### Listed entries
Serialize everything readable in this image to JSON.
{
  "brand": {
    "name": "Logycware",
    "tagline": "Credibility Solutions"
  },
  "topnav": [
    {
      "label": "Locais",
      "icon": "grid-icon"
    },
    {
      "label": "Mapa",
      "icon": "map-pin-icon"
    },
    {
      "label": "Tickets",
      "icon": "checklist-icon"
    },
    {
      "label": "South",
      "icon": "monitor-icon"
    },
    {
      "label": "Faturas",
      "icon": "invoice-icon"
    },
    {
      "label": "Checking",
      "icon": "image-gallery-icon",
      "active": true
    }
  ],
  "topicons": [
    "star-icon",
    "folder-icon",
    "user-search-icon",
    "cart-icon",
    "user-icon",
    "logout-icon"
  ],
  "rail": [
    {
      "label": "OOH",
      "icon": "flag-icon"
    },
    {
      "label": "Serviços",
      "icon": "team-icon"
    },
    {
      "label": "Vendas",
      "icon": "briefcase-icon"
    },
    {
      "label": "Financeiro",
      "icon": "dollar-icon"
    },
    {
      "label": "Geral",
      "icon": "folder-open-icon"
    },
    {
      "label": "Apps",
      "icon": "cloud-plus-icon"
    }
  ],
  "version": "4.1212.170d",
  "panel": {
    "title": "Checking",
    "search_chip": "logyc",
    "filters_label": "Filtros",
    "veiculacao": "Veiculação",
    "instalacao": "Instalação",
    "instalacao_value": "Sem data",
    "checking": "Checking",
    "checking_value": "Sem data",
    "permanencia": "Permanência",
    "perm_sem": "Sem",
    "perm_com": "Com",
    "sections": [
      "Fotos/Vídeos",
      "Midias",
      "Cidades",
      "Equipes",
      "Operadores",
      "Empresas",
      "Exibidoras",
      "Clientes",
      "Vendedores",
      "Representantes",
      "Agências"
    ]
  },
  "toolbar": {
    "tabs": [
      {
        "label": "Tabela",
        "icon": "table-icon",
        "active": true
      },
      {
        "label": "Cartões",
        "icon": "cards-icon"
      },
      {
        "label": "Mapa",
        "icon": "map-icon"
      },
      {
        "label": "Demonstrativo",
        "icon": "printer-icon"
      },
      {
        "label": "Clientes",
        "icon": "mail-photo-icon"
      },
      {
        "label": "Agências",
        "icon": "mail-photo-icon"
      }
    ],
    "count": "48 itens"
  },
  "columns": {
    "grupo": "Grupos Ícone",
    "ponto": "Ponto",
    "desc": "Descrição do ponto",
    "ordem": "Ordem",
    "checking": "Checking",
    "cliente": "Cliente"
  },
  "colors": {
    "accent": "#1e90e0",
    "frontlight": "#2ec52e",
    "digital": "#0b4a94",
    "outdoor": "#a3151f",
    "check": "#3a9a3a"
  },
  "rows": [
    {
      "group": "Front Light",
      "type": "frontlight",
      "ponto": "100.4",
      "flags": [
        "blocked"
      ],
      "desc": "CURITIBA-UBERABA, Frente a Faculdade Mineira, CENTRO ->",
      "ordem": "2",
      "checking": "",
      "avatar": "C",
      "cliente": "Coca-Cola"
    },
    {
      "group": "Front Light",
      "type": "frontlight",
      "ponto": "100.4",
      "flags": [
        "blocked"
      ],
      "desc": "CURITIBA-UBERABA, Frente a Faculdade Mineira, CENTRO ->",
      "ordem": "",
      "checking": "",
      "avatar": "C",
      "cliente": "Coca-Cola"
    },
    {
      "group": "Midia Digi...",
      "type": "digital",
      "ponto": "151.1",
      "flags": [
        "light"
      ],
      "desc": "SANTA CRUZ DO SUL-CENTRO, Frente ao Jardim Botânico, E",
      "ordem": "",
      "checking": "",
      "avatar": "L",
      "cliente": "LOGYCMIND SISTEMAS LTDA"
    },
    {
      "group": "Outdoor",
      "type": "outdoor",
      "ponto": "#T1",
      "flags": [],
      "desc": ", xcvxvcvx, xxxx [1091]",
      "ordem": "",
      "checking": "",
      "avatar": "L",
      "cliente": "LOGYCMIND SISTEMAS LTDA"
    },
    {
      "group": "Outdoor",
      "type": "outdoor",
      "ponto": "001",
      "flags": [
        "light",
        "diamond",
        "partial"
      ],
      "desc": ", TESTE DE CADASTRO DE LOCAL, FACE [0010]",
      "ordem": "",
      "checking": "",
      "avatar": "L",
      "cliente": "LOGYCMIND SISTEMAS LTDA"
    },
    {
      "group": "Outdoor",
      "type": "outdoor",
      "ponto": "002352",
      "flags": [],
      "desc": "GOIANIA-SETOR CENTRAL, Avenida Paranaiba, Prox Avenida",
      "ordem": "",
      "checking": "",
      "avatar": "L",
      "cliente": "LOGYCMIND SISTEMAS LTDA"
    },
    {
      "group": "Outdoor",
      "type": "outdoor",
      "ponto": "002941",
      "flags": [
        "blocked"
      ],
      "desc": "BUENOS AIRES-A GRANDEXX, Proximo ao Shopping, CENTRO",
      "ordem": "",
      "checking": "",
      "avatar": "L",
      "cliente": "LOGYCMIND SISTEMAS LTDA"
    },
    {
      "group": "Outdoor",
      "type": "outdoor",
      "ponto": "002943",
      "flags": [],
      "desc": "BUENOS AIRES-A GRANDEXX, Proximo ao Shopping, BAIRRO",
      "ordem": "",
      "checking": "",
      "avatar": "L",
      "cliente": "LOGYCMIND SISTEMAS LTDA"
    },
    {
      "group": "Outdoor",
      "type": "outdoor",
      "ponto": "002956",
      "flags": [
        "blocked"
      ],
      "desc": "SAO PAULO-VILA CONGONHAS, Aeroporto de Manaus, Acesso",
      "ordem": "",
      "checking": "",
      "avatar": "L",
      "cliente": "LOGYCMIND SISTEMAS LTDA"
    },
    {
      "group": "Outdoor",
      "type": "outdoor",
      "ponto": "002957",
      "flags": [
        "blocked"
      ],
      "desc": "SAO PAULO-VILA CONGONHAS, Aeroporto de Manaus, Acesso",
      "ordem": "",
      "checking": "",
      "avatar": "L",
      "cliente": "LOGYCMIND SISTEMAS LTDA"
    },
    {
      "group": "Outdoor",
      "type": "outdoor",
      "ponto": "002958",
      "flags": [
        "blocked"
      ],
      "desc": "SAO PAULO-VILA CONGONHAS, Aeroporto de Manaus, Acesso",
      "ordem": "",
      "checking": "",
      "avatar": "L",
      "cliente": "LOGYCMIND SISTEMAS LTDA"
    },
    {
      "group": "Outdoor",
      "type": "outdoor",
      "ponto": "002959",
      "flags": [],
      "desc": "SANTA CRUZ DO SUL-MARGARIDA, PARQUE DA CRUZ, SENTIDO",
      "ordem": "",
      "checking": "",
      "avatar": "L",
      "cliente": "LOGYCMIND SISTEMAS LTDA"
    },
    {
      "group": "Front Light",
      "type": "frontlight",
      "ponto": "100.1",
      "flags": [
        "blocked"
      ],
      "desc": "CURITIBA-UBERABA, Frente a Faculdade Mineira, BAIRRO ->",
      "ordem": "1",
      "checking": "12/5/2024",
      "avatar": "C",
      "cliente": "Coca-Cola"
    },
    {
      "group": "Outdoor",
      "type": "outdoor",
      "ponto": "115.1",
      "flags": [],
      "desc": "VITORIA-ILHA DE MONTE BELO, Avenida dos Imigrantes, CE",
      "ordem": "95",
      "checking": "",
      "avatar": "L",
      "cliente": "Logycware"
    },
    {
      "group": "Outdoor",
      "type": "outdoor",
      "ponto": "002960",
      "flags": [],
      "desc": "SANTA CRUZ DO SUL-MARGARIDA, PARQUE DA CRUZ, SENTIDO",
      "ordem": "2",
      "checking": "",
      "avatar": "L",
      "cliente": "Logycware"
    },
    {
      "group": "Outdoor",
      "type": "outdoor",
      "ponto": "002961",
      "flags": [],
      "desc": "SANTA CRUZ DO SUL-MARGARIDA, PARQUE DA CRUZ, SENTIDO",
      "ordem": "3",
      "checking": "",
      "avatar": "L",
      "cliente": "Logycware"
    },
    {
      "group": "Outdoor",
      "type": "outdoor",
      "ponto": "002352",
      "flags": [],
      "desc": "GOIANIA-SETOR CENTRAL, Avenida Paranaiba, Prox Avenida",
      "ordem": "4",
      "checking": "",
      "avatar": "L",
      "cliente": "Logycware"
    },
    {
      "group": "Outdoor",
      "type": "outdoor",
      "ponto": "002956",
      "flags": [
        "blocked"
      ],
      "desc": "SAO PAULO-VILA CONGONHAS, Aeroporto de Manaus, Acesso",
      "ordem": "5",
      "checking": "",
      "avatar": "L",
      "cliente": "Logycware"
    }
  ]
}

### Goal
Collect each line above holding the string "CENTRO".

### Full solution
      "desc": "CURITIBA-UBERABA, Frente a Faculdade Mineira, CENTRO ->",
      "desc": "CURITIBA-UBERABA, Frente a Faculdade Mineira, CENTRO ->",
      "desc": "SANTA CRUZ DO SUL-CENTRO, Frente ao Jardim Botânico, E",
      "desc": "BUENOS AIRES-A GRANDEXX, Proximo ao Shopping, CENTRO",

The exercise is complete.